Return only the number of lines in the entries below that hold the word "ТИПОВЫЕ".

=== Stored rows ===

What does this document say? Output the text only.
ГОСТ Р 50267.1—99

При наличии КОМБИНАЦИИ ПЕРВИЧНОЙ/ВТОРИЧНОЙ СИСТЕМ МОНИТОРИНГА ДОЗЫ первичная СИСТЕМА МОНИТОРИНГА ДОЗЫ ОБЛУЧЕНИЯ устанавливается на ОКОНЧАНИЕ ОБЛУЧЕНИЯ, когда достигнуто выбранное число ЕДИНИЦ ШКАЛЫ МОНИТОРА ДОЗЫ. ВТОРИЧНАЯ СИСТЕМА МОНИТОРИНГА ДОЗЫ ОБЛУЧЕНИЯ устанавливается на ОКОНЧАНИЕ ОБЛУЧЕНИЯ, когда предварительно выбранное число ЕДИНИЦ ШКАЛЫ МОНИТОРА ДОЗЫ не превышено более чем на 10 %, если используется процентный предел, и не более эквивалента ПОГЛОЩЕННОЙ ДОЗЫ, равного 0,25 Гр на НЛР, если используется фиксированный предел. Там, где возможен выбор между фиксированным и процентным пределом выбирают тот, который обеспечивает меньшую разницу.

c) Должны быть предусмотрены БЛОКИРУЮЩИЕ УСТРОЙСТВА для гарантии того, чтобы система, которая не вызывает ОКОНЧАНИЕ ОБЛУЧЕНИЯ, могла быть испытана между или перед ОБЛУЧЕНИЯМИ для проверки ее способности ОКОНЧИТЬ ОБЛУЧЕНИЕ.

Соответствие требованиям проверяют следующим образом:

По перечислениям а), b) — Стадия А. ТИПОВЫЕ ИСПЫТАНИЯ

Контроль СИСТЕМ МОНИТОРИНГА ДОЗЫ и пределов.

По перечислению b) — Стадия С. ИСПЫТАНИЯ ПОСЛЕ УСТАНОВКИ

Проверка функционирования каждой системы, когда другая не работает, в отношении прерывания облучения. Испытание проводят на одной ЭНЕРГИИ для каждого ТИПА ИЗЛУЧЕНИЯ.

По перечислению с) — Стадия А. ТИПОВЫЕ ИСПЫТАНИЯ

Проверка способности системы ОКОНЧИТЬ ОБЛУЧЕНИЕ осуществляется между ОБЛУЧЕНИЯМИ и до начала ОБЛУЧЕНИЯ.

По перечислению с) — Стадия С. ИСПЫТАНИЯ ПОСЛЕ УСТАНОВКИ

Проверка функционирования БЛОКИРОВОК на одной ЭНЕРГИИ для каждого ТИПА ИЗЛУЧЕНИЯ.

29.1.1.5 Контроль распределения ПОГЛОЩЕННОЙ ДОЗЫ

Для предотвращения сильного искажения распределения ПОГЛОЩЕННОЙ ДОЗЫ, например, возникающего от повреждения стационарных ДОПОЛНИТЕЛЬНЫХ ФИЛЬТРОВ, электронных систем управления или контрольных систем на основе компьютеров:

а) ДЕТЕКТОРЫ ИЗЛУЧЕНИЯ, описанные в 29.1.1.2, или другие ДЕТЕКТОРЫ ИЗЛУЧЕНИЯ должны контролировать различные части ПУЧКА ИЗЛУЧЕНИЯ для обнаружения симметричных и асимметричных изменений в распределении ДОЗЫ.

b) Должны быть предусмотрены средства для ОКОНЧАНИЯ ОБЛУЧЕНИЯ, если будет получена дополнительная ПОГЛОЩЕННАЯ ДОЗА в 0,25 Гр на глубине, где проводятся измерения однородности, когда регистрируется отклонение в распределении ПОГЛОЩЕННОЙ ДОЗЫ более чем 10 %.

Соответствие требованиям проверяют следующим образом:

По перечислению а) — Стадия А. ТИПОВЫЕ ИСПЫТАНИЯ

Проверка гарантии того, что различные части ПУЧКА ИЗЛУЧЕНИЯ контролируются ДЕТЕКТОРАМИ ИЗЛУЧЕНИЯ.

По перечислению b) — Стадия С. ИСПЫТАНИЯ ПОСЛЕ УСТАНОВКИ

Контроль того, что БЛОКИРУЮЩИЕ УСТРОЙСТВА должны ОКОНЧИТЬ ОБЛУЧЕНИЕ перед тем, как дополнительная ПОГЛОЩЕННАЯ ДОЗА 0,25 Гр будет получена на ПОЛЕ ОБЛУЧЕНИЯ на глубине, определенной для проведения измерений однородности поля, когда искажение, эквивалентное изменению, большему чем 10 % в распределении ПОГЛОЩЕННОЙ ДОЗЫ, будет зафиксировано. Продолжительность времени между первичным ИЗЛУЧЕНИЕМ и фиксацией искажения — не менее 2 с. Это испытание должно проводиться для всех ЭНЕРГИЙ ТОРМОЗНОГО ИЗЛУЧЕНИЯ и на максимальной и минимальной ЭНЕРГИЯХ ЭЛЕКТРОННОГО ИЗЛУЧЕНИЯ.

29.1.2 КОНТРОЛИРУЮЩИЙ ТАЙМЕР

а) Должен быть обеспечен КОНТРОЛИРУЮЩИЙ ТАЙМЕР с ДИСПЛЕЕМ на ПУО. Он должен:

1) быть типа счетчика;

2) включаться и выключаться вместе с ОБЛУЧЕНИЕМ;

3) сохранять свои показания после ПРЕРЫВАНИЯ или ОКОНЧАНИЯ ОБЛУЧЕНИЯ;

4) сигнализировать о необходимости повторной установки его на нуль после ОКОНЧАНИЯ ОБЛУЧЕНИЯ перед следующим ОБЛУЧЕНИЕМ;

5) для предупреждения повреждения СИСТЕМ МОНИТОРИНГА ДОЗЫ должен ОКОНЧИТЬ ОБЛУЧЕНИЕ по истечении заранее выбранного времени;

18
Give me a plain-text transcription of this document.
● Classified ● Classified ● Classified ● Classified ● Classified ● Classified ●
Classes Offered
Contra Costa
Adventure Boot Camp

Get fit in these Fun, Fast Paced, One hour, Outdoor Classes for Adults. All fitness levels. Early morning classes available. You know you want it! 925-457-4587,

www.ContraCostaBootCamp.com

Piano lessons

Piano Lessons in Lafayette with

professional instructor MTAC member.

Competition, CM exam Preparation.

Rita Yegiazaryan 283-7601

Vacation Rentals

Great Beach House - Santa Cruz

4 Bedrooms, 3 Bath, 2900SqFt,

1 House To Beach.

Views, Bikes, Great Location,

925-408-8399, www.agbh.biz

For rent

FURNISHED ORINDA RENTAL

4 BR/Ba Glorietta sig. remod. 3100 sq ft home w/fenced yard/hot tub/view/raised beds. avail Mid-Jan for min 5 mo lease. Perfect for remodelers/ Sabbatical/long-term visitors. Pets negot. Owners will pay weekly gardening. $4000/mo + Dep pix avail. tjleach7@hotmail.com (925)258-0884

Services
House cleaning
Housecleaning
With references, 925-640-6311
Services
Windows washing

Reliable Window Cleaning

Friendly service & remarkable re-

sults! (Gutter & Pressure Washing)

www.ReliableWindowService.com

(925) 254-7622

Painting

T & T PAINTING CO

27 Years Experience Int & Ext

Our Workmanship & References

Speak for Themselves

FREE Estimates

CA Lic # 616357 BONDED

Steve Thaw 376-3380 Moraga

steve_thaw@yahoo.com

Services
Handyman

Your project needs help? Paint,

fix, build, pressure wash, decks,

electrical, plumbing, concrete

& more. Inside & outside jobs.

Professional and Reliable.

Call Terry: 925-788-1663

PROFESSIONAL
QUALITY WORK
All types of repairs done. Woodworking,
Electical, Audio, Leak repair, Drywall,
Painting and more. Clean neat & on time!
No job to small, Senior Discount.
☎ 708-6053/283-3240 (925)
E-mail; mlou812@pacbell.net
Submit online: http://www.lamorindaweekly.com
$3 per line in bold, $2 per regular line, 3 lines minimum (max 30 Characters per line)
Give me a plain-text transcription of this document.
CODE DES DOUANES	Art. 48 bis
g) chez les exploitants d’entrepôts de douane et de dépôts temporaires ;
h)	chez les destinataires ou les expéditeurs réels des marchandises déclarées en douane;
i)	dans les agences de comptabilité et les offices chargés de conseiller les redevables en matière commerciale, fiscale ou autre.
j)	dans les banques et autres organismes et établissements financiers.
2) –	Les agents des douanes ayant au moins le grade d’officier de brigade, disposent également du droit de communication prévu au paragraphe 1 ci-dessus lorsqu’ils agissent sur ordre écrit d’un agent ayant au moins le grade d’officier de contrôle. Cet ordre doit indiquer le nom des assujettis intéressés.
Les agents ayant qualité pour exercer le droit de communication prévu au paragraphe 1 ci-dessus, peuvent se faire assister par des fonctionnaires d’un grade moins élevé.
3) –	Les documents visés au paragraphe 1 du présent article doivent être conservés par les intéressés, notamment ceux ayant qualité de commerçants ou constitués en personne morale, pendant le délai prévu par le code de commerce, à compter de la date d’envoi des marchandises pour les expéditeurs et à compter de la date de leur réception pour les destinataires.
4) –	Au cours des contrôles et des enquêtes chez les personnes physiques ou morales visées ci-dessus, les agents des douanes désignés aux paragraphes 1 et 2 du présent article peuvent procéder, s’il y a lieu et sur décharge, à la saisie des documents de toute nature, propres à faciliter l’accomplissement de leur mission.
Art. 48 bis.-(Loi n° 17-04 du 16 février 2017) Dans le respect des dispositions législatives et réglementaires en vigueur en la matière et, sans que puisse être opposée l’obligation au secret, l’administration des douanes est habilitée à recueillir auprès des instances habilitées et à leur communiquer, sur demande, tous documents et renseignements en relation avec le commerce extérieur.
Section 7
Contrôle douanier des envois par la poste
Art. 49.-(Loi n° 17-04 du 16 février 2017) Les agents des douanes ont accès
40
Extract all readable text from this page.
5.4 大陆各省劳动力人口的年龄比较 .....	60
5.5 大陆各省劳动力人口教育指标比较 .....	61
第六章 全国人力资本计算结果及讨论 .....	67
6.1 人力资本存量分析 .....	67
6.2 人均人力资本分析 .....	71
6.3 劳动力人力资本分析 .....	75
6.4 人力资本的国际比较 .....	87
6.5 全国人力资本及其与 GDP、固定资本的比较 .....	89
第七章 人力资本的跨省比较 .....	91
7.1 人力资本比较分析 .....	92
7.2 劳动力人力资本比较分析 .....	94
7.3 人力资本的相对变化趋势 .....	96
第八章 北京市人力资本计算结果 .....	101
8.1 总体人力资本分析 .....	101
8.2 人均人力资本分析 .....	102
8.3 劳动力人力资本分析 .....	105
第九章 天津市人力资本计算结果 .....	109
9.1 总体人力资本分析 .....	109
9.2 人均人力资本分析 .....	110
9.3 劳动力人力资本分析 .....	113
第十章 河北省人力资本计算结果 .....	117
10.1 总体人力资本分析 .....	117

===

* Answer for the task *
3